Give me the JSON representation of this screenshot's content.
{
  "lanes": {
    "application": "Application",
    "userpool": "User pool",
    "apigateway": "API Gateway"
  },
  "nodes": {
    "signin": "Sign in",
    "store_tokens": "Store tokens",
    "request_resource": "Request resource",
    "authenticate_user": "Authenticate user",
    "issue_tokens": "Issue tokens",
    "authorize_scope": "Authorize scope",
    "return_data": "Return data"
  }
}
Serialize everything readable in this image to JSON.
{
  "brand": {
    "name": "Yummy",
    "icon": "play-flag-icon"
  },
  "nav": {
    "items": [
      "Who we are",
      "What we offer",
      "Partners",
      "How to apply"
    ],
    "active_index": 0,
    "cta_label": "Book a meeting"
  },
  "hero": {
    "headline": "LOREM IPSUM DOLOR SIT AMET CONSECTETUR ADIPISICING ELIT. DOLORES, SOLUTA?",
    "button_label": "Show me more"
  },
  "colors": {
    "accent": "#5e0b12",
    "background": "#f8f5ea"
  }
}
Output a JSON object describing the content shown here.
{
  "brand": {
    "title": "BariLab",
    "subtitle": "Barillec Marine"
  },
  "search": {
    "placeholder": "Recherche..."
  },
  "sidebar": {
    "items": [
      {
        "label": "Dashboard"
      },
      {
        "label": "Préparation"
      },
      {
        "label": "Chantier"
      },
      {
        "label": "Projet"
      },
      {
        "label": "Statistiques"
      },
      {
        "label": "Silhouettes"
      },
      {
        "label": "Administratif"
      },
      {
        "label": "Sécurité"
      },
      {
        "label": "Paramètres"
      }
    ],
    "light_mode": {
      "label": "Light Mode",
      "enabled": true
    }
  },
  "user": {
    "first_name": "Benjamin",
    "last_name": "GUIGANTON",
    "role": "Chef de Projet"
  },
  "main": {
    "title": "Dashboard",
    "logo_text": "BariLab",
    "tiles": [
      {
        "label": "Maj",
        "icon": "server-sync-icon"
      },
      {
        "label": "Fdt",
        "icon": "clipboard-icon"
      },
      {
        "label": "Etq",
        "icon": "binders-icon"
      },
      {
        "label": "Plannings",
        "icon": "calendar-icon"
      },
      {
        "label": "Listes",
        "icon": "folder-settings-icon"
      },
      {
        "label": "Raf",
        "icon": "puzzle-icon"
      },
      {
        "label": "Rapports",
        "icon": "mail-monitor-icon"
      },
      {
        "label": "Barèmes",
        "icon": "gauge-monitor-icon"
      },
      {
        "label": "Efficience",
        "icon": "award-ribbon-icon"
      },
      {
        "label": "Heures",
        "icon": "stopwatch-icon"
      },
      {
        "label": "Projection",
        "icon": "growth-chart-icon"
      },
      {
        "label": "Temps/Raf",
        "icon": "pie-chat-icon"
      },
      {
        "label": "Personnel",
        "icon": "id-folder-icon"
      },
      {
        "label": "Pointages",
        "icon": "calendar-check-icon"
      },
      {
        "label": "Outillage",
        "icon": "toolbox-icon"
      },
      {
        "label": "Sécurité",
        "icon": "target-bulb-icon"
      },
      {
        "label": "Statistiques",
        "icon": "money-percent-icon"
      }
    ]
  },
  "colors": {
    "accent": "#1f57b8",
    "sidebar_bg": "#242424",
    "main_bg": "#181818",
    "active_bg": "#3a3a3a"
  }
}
┄┄┄┄┄┄
■ Your task
Of the lines in the material, how many hold the word "calendar"? Reply with the number only.

■ Problem solution
2